▶ [Task description] Lines that include the word "this" are the ones to copy.

* Begin Provided records *

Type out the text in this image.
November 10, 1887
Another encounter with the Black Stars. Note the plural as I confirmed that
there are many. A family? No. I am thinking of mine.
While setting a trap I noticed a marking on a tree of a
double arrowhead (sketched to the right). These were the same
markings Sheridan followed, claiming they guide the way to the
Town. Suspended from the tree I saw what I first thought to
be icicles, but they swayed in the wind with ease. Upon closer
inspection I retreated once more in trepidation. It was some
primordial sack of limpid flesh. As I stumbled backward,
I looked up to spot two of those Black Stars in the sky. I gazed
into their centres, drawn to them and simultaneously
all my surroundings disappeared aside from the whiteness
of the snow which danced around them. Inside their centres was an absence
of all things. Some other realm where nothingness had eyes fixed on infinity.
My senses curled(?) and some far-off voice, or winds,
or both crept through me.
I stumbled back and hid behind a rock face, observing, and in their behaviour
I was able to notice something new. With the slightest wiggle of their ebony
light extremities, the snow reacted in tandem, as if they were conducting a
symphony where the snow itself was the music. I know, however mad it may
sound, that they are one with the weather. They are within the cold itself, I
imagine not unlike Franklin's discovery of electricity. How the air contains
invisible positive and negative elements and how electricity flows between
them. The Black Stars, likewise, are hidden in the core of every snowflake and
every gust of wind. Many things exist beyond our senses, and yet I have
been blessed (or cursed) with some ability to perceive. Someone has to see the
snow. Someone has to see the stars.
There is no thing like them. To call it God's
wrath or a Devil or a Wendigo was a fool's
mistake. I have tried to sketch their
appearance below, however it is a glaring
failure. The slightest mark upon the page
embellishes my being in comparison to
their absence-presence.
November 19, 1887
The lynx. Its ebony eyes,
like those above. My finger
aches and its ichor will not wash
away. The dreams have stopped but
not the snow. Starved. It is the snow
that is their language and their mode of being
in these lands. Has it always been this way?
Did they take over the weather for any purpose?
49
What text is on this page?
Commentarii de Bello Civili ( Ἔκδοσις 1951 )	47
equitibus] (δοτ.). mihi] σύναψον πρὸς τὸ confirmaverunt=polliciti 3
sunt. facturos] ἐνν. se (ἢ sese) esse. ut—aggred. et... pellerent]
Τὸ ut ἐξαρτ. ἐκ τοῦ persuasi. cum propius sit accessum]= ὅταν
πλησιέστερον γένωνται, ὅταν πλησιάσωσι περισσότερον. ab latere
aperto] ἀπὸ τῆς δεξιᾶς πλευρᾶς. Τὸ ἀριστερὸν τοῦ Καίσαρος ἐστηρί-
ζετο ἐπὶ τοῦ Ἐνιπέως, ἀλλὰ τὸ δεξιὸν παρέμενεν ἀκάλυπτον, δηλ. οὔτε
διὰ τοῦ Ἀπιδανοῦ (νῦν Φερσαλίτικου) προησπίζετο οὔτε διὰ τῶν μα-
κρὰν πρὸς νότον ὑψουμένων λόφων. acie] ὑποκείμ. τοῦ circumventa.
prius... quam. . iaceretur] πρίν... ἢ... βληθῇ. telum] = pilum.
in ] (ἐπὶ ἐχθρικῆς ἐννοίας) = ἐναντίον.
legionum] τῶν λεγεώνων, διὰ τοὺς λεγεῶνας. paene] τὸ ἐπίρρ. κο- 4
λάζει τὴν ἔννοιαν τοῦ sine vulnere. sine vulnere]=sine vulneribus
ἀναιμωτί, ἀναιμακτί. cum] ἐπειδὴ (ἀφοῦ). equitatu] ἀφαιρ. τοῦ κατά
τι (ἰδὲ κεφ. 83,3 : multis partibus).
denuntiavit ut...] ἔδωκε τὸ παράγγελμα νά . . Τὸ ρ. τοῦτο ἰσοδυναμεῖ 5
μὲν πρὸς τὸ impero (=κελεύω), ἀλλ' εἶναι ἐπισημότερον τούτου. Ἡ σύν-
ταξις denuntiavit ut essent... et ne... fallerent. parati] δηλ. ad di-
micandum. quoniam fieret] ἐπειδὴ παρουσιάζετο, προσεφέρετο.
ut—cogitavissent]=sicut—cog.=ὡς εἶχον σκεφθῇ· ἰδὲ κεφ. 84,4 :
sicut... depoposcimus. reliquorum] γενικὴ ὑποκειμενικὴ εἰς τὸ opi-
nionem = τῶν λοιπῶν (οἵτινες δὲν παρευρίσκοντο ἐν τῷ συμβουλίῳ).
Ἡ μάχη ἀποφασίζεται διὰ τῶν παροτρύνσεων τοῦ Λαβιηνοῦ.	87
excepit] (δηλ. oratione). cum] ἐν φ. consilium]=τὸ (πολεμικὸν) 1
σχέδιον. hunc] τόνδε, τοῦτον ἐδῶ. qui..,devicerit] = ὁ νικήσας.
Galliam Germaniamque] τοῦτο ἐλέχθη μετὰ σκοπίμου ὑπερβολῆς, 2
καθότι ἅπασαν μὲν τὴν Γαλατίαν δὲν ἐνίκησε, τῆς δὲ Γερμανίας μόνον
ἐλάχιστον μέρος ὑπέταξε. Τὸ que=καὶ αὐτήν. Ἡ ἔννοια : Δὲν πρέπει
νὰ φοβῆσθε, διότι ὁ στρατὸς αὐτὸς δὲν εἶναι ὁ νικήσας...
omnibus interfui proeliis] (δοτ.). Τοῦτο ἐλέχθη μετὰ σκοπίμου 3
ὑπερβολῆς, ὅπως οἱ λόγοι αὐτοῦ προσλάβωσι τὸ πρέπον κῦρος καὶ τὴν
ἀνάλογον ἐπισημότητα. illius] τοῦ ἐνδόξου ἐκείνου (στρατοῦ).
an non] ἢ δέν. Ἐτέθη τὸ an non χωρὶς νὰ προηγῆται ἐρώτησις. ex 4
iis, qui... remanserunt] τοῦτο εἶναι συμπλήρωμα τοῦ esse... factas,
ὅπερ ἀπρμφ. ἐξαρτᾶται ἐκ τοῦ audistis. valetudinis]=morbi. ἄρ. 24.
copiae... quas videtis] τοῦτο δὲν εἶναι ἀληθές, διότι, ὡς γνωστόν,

* End Provided records *

▶ [Completed task]
Type out the text in this image.
in these lands. Has it always been this way?
What text is on this page?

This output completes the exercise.